_Written request_
Return the lines where the word "CSPs" occurs.

[Data records]
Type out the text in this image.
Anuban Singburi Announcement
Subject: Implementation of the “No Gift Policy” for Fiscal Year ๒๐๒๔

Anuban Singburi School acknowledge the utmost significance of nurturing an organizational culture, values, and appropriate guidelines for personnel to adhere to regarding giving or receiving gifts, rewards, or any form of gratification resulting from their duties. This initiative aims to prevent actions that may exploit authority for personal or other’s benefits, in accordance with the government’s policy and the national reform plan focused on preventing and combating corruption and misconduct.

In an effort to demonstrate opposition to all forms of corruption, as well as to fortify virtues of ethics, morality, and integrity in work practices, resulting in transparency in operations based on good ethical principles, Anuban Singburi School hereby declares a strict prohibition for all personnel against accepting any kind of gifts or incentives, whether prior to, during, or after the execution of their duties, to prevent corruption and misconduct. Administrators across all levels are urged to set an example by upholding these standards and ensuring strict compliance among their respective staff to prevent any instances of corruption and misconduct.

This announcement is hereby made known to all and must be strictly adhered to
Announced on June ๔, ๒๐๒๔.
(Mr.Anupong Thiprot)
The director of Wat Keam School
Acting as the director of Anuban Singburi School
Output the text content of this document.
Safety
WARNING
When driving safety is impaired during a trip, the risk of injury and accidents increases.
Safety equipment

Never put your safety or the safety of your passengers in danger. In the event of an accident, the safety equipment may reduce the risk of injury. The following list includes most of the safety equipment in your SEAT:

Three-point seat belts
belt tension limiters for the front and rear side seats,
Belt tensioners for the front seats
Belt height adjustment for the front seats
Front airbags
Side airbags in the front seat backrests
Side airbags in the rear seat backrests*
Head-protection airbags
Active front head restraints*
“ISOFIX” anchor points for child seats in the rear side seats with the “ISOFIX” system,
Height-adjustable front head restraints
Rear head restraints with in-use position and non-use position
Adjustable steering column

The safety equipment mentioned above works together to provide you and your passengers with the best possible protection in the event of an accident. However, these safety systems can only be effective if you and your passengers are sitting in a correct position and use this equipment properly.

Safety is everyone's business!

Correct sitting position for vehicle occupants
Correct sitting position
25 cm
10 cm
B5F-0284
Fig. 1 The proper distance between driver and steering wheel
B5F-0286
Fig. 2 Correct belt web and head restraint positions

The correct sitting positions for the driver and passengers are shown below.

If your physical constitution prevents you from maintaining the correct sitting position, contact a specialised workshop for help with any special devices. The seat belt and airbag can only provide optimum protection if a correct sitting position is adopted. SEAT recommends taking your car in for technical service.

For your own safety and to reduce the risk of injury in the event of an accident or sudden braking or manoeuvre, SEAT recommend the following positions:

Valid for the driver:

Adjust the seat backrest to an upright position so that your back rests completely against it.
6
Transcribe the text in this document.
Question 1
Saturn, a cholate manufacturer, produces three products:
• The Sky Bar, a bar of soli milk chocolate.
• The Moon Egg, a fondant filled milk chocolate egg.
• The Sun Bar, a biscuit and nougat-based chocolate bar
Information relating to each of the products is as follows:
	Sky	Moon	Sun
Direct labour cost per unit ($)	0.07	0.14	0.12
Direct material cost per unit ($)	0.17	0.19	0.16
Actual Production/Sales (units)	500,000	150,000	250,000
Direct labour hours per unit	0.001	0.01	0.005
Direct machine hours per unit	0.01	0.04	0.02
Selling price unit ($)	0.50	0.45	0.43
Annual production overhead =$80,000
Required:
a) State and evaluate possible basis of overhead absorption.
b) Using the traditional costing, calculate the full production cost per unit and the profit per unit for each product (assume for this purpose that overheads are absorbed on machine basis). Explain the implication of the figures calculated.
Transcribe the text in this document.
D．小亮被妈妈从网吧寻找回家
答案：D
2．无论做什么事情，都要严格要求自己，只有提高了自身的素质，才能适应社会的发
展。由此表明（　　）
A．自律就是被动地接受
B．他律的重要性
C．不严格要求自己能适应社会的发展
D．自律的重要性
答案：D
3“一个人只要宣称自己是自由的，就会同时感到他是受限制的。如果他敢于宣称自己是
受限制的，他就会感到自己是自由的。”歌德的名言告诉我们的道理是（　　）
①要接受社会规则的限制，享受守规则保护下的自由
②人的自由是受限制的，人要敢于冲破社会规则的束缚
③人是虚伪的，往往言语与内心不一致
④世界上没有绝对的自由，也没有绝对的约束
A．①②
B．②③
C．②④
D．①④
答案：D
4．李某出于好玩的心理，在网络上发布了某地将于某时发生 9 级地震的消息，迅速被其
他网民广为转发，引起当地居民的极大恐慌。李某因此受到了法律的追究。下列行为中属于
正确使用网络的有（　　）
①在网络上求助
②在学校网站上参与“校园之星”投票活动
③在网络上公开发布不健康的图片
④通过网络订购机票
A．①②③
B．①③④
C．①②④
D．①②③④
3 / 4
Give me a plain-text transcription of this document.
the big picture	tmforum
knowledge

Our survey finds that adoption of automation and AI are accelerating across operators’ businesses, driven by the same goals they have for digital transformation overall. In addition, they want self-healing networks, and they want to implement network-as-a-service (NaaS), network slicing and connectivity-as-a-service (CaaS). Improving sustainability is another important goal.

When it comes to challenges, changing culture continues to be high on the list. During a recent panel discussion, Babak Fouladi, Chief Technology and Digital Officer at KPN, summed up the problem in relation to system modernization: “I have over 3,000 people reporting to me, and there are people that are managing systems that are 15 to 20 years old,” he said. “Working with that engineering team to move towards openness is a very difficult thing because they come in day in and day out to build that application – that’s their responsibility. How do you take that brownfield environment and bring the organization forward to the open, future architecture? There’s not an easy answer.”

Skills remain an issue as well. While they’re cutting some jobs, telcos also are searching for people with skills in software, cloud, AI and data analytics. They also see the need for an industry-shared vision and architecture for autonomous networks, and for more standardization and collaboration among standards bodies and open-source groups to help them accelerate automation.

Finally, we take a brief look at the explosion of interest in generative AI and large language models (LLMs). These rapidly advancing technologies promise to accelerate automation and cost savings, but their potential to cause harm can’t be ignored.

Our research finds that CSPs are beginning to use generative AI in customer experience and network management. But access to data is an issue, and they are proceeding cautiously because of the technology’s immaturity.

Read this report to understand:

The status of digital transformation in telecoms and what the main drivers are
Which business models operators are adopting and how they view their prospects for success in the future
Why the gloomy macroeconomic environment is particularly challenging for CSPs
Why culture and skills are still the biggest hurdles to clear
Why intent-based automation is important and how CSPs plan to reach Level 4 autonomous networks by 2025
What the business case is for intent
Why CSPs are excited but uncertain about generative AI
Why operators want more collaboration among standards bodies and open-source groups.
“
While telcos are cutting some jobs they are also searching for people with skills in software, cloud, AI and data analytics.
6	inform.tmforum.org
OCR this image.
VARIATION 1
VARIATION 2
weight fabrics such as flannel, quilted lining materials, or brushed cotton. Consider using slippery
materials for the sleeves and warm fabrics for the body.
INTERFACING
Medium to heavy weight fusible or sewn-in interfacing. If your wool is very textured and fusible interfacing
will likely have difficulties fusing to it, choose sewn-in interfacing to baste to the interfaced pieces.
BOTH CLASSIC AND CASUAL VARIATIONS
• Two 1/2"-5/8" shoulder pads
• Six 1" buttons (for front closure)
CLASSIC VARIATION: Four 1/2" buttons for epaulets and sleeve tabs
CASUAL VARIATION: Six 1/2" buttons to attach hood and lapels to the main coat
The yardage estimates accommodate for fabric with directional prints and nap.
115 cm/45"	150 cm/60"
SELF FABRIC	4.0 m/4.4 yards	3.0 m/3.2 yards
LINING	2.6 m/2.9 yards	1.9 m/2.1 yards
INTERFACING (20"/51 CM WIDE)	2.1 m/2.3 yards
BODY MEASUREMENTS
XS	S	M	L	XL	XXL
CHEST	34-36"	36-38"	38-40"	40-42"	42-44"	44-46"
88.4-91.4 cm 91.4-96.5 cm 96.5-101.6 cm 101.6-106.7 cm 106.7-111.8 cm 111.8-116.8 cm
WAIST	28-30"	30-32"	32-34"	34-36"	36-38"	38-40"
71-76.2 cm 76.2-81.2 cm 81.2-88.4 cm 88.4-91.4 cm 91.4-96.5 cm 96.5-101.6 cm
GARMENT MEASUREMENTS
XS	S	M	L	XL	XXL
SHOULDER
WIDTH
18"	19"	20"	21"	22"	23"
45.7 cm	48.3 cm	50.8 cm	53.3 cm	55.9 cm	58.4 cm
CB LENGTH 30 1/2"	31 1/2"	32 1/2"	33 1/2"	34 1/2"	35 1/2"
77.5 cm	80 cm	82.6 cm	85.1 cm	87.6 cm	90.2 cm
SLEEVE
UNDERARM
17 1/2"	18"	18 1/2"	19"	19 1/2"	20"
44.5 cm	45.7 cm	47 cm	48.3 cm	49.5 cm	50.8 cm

_Exercise answer_
Our research finds that CSPs are beginning to use generative AI in customer experience and network management. But access to data is an issue, and they are proceeding cautiously because of the technology’s immaturity.
Why the gloomy macroeconomic environment is particularly challenging for CSPs
Why intent-based automation is important and how CSPs plan to reach Level 4 autonomous networks by 2025
Why CSPs are excited but uncertain about generative AI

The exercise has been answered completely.